-- Start of Records supplied --
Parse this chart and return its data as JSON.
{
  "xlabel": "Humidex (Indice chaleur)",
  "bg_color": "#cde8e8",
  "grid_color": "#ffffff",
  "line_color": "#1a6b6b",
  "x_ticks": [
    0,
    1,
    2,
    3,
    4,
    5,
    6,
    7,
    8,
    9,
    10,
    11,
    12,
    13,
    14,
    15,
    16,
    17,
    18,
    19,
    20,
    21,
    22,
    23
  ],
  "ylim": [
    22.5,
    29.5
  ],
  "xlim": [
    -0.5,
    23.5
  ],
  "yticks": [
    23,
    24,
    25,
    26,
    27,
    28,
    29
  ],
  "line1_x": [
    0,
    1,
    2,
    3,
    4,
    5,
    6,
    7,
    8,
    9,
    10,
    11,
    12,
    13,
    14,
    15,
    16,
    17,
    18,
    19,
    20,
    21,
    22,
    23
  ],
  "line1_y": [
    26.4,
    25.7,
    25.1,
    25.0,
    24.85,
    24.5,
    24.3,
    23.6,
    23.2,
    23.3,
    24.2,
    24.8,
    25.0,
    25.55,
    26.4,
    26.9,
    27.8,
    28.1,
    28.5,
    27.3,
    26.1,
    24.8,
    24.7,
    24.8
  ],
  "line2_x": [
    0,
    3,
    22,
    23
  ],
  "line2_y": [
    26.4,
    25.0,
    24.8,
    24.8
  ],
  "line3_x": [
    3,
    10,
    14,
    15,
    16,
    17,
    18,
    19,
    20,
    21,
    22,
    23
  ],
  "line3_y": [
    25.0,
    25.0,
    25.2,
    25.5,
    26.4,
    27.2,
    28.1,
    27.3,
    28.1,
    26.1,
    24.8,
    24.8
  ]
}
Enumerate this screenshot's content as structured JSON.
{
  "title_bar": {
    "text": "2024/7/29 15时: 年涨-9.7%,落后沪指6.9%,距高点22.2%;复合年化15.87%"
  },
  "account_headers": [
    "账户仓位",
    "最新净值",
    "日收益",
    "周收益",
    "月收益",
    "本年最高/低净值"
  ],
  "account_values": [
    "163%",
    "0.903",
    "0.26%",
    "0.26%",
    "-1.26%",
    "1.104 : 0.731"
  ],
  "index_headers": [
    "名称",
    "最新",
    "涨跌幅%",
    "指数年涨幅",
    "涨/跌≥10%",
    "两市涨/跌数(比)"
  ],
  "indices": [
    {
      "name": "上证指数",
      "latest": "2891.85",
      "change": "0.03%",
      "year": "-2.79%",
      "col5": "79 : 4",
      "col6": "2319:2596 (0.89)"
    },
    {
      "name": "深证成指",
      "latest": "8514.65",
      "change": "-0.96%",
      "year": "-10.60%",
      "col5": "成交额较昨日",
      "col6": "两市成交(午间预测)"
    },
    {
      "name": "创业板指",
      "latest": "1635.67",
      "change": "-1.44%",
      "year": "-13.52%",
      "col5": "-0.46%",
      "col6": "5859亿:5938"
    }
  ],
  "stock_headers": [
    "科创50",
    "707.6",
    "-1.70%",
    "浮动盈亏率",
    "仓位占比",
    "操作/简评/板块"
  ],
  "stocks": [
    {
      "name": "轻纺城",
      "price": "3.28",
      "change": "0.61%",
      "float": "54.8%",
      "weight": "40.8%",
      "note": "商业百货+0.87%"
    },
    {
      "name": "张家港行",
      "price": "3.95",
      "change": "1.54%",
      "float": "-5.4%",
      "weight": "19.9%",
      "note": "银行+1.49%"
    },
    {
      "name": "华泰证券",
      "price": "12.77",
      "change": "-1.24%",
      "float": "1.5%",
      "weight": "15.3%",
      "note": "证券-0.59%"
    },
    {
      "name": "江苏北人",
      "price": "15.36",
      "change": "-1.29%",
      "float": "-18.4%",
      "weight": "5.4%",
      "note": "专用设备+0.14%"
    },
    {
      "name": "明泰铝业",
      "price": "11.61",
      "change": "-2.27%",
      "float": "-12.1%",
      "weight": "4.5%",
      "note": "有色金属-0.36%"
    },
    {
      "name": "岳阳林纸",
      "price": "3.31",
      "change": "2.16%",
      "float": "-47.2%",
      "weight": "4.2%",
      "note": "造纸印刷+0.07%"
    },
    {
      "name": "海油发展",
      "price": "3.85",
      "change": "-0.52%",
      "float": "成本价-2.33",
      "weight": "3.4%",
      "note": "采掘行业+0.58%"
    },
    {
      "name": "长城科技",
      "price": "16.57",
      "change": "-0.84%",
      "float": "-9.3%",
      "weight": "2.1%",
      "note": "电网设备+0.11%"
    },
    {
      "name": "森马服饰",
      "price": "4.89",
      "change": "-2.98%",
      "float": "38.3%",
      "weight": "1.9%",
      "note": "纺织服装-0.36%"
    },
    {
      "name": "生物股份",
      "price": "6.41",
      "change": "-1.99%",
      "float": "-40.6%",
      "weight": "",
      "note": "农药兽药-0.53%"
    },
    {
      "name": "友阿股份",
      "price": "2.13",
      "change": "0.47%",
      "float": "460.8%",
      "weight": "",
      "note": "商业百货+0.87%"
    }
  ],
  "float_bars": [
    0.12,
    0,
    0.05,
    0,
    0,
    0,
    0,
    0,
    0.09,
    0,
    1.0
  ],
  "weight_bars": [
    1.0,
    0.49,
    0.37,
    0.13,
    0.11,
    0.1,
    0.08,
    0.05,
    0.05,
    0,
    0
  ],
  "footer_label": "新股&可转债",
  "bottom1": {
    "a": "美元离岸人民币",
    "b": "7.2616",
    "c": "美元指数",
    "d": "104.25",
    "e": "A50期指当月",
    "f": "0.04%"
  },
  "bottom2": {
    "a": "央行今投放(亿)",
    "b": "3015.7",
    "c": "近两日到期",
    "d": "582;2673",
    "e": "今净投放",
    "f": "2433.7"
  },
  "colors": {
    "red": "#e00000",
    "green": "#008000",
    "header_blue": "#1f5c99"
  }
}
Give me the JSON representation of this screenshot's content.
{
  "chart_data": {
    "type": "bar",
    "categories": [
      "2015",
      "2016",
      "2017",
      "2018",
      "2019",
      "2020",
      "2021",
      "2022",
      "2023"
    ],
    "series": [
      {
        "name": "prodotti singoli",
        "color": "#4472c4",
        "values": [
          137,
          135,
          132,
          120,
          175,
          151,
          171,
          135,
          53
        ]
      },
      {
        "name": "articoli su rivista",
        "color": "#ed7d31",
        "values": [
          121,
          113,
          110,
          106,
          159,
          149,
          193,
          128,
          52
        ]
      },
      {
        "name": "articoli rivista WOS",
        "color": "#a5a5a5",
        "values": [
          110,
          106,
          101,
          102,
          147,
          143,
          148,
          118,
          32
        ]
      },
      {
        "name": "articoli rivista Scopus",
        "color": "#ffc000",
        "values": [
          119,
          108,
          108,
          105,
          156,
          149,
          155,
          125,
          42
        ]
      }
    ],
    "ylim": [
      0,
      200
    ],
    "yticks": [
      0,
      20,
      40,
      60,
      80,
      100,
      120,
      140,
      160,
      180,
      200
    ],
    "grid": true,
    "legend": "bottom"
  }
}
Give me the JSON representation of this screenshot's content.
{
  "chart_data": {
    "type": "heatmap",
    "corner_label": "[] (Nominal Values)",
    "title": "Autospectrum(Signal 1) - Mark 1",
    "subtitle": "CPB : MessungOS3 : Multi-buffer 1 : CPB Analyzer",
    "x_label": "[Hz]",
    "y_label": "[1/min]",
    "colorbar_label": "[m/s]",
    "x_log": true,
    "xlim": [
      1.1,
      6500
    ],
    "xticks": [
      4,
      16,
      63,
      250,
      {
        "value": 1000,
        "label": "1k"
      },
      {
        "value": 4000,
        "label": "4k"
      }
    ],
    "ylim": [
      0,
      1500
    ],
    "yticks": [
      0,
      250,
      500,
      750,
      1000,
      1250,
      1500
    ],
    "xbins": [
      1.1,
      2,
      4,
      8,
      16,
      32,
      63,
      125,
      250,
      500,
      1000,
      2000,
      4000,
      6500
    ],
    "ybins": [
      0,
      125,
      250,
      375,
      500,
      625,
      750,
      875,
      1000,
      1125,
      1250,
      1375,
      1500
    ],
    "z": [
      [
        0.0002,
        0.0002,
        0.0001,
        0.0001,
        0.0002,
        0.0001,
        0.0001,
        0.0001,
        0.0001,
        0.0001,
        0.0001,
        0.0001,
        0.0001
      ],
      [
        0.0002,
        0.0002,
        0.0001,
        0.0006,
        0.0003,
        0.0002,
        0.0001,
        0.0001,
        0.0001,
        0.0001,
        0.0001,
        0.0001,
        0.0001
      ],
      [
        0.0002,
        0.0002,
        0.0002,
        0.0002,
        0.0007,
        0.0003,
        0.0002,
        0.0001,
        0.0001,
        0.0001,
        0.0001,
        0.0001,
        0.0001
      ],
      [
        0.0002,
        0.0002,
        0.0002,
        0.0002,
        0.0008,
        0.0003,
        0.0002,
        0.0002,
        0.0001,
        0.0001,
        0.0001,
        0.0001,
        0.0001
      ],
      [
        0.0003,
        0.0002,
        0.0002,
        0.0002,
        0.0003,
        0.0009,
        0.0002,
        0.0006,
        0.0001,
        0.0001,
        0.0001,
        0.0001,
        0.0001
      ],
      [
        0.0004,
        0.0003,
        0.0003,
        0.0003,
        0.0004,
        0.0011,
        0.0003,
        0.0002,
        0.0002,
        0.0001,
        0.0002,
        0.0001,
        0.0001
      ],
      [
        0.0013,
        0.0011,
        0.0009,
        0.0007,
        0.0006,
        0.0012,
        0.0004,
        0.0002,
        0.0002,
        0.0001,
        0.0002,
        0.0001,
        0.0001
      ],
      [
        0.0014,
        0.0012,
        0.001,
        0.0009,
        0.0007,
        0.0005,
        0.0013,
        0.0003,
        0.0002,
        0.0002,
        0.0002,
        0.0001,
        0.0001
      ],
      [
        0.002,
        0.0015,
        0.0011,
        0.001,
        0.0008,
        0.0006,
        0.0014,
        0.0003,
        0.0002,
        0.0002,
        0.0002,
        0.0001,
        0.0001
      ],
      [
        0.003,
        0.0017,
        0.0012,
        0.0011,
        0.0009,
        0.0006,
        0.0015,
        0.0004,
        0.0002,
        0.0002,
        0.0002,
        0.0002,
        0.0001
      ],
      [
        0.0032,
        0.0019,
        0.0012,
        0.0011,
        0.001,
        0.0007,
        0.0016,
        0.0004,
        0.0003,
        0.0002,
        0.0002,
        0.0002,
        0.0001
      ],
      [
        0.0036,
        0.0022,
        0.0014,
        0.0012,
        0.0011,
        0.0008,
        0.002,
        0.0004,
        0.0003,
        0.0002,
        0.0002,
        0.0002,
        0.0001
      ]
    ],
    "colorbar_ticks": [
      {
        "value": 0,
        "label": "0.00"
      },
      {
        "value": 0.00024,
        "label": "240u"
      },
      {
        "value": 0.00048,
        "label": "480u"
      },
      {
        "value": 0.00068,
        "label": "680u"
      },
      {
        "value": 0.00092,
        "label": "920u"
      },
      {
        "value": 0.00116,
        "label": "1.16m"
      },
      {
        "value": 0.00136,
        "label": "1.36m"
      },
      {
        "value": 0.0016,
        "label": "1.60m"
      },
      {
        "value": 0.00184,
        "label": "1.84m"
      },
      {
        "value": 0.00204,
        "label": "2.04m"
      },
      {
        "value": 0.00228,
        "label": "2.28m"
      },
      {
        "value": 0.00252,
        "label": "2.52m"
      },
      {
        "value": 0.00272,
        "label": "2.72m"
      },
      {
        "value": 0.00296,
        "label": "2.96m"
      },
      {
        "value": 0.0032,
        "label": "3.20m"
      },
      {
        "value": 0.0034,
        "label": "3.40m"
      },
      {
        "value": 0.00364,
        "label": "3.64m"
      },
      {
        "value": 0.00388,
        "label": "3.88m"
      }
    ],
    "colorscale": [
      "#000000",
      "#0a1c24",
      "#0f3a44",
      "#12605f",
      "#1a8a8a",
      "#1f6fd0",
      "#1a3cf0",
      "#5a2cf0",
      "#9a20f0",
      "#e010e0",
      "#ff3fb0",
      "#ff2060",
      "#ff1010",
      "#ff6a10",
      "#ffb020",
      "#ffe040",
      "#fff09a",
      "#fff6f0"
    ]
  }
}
-- End of Records supplied --
• Problem to work on
Pull out all lines of the data with the string "this".

• Task response
Parse this chart and return its data as JSON.
Enumerate this screenshot's content as structured JSON.
Give me the JSON representation of this screenshot's content.
Give me the JSON representation of this screenshot's content.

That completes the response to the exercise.